[start of SUPPLIED MATERIAL]
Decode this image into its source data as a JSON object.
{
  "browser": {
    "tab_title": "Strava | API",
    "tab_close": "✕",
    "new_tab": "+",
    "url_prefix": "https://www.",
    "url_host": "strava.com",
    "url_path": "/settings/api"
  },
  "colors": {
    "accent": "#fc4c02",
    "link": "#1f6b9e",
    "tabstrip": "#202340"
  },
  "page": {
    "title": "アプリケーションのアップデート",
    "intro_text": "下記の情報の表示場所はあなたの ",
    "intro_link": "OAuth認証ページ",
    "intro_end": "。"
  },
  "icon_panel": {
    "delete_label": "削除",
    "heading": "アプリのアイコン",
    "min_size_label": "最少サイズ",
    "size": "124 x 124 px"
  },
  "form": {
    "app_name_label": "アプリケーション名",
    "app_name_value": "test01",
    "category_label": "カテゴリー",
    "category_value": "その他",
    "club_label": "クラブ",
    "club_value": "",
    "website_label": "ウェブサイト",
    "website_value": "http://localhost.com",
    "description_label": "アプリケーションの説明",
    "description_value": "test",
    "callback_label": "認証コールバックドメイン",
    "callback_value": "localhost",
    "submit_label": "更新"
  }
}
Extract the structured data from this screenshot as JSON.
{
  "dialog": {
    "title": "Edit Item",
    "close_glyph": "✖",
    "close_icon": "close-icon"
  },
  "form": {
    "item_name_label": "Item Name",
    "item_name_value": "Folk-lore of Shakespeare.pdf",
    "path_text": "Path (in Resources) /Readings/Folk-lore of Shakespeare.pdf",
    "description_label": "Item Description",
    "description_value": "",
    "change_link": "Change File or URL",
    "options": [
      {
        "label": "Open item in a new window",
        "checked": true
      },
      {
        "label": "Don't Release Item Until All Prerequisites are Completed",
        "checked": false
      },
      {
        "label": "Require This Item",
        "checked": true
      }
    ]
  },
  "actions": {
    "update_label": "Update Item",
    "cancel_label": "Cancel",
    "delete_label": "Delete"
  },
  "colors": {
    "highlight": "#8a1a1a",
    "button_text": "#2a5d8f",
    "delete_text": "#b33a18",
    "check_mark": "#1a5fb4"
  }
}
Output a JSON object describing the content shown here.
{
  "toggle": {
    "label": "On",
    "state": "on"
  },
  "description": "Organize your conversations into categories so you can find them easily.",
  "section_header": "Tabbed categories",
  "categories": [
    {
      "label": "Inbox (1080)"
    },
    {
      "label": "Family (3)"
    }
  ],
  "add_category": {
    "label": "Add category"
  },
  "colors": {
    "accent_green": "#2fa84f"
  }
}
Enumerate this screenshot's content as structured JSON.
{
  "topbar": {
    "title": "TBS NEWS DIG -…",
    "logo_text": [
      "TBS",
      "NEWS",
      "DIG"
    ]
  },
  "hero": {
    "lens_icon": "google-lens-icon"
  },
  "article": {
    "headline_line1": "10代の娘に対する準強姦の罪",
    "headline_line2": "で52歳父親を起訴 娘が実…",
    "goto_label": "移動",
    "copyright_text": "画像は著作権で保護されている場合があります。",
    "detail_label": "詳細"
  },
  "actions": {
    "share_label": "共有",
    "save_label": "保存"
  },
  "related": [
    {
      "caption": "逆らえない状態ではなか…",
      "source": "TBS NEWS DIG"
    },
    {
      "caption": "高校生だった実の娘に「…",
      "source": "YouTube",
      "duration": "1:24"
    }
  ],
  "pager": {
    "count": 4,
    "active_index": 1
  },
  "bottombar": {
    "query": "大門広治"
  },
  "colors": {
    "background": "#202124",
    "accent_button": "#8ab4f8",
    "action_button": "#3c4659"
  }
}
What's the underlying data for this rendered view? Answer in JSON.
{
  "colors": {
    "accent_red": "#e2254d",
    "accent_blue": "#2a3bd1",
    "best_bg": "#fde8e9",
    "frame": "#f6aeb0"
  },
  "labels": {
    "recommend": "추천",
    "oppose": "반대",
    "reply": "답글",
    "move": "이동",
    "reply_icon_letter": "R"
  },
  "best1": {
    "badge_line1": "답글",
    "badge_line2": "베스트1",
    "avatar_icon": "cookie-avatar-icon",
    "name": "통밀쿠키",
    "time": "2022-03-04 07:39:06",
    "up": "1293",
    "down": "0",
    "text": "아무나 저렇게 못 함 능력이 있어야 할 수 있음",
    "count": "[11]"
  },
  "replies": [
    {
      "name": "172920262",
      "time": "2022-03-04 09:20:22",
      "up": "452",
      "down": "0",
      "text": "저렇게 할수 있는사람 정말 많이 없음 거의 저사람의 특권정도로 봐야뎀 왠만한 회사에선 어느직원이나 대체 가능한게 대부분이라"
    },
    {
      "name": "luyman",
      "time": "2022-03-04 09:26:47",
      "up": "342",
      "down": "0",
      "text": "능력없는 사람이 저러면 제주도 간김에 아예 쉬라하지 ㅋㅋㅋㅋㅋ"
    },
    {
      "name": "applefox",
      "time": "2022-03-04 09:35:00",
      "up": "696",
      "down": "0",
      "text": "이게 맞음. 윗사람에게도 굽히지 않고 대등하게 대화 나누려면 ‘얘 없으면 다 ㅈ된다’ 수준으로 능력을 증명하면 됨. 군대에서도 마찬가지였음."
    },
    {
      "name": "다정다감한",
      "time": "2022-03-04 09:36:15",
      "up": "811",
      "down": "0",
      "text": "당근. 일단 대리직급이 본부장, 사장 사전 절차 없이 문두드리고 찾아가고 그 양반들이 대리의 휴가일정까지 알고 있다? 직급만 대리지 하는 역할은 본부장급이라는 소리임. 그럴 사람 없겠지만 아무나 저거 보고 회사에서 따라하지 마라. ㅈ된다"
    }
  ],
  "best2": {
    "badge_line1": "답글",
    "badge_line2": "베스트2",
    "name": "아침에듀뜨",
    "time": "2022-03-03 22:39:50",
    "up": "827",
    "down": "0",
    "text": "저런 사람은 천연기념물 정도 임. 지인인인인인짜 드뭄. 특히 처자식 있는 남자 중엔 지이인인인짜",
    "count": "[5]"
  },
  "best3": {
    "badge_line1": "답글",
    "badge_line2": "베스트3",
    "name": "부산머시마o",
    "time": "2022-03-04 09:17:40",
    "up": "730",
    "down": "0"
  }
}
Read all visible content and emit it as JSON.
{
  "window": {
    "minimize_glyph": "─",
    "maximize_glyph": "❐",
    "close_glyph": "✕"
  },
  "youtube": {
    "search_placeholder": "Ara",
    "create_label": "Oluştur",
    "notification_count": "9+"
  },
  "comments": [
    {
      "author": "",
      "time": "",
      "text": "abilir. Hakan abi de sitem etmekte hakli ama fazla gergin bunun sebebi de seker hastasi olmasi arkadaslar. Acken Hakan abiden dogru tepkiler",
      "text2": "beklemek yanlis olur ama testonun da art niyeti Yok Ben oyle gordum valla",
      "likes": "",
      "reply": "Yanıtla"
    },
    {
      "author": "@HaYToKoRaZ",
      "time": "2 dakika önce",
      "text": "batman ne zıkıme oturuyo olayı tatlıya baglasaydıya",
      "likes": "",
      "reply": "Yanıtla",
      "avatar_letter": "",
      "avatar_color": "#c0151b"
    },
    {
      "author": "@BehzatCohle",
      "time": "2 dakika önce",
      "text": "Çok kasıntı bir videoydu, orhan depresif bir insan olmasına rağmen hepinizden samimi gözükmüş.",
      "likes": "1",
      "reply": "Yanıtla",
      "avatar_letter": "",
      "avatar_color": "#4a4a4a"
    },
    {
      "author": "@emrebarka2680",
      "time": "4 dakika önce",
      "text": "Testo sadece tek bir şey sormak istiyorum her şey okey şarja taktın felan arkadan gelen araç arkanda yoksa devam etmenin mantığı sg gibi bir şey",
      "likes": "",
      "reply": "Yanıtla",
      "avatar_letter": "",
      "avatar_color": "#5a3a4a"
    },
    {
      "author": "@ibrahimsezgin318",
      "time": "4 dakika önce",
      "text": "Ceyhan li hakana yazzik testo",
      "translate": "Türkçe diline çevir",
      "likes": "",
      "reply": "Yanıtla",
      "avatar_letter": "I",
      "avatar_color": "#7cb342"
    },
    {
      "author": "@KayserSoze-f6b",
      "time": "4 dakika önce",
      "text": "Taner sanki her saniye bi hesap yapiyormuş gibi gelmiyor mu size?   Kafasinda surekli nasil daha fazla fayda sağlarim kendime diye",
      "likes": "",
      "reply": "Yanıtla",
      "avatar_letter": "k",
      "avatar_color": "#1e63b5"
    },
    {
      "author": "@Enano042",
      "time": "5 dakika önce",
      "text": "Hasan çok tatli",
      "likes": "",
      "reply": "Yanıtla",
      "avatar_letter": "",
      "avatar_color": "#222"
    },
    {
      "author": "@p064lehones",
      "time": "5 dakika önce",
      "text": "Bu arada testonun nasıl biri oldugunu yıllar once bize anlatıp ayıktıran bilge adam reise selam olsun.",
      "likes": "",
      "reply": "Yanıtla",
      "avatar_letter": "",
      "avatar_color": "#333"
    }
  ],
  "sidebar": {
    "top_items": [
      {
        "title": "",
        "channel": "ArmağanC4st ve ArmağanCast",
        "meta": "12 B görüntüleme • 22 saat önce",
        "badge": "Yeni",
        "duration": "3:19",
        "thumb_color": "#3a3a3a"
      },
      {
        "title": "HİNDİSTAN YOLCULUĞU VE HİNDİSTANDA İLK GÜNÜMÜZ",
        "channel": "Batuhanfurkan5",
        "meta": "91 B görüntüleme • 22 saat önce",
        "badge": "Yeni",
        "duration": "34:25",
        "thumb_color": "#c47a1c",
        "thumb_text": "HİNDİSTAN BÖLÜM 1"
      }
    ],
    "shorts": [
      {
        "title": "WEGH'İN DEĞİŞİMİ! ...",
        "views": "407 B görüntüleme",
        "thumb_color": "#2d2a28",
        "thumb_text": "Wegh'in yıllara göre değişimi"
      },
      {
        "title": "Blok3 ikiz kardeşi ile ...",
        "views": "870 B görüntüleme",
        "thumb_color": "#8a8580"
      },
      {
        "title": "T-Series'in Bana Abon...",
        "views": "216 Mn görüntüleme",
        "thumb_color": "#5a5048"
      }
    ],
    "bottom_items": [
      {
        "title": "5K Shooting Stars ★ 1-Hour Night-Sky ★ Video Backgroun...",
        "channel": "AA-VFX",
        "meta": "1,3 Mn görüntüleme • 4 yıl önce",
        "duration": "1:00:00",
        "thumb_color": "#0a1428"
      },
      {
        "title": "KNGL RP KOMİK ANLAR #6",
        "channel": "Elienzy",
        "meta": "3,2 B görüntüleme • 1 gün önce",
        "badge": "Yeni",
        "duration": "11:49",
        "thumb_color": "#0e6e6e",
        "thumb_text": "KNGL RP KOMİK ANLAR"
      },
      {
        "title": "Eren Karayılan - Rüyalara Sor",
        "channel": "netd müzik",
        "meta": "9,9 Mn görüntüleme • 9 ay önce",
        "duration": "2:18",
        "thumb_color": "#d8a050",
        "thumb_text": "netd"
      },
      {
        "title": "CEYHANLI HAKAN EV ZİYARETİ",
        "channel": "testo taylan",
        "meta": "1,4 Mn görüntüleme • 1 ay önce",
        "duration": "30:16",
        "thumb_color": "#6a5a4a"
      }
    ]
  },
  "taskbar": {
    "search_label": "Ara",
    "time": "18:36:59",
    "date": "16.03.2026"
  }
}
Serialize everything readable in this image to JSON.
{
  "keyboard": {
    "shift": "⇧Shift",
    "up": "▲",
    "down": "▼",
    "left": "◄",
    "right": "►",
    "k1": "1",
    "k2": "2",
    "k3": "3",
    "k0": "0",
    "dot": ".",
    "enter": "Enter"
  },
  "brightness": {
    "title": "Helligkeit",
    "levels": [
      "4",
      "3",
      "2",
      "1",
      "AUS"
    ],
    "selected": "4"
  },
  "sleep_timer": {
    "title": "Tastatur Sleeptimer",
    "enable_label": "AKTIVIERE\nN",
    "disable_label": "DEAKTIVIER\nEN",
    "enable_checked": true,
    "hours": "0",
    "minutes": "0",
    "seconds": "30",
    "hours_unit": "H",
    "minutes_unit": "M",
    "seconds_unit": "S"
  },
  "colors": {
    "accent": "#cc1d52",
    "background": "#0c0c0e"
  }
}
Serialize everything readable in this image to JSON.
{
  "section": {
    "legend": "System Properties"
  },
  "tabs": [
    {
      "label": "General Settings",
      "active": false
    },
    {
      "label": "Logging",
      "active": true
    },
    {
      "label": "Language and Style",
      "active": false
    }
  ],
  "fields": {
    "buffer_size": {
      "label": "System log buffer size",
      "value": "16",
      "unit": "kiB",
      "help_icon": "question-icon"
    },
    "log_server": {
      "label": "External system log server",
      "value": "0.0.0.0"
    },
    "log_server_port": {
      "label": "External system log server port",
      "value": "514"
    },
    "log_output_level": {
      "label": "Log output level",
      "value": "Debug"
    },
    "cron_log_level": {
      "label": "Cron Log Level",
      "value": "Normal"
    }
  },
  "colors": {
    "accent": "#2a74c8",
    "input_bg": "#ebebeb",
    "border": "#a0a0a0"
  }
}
[end of SUPPLIED MATERIAL]
GIVEN REQUEST ->
Go through the entries above and copy every line containing "saat".

RESPONSE TO THIS TASK ->
        "meta": "12 B görüntüleme • 22 saat önce",
        "meta": "91 B görüntüleme • 22 saat önce",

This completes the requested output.